--- start DATASET RECORDS ---
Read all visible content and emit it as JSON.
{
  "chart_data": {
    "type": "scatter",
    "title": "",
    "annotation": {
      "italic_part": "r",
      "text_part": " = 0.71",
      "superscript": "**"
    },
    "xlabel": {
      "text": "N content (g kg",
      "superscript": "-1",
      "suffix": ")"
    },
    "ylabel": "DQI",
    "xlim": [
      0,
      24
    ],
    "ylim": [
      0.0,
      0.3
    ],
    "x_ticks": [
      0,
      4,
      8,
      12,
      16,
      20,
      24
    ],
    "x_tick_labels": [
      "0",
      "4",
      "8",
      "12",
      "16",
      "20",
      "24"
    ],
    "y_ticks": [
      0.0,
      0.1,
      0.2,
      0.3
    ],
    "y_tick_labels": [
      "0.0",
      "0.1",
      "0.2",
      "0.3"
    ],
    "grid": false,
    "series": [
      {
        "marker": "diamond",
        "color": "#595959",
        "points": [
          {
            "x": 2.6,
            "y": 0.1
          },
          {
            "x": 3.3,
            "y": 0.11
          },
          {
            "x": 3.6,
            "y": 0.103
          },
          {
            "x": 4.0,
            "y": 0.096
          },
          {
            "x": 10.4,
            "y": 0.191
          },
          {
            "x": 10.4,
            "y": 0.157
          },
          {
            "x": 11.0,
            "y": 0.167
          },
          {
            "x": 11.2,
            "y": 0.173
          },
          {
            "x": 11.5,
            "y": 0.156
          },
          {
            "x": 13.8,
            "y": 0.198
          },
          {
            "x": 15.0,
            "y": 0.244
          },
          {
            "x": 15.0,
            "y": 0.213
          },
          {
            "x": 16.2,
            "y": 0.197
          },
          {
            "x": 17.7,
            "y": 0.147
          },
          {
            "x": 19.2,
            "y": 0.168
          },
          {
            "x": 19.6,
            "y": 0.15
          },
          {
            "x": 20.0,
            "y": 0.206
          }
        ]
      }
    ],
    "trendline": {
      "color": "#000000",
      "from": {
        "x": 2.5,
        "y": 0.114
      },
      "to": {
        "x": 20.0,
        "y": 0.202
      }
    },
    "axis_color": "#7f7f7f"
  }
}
--- end DATASET RECORDS ---
**PROBLEM DETAILS:** Take the material above and return all of it exactly.

**RESULT OF THE TASK:**
Read all visible content and emit it as JSON.
{
  "chart_data": {
    "type": "scatter",
    "title": "",
    "annotation": {
      "italic_part": "r",
      "text_part": " = 0.71",
      "superscript": "**"
    },
    "xlabel": {
      "text": "N content (g kg",
      "superscript": "-1",
      "suffix": ")"
    },
    "ylabel": "DQI",
    "xlim": [
      0,
      24
    ],
    "ylim": [
      0.0,
      0.3
    ],
    "x_ticks": [
      0,
      4,
      8,
      12,
      16,
      20,
      24
    ],
    "x_tick_labels": [
      "0",
      "4",
      "8",
      "12",
      "16",
      "20",
      "24"
    ],
    "y_ticks": [
      0.0,
      0.1,
      0.2,
      0.3
    ],
    "y_tick_labels": [
      "0.0",
      "0.1",
      "0.2",
      "0.3"
    ],
    "grid": false,
    "series": [
      {
        "marker": "diamond",
        "color": "#595959",
        "points": [
          {
            "x": 2.6,
            "y": 0.1
          },
          {
            "x": 3.3,
            "y": 0.11
          },
          {
            "x": 3.6,
            "y": 0.103
          },
          {
            "x": 4.0,
            "y": 0.096
          },
          {
            "x": 10.4,
            "y": 0.191
          },
          {
            "x": 10.4,
            "y": 0.157
          },
          {
            "x": 11.0,
            "y": 0.167
          },
          {
            "x": 11.2,
            "y": 0.173
          },
          {
            "x": 11.5,
            "y": 0.156
          },
          {
            "x": 13.8,
            "y": 0.198
          },
          {
            "x": 15.0,
            "y": 0.244
          },
          {
            "x": 15.0,
            "y": 0.213
          },
          {
            "x": 16.2,
            "y": 0.197
          },
          {
            "x": 17.7,
            "y": 0.147
          },
          {
            "x": 19.2,
            "y": 0.168
          },
          {
            "x": 19.6,
            "y": 0.15
          },
          {
            "x": 20.0,
            "y": 0.206
          }
        ]
      }
    ],
    "trendline": {
      "color": "#000000",
      "from": {
        "x": 2.5,
        "y": 0.114
      },
      "to": {
        "x": 20.0,
        "y": 0.202
      }
    },
    "axis_color": "#7f7f7f"
  }
}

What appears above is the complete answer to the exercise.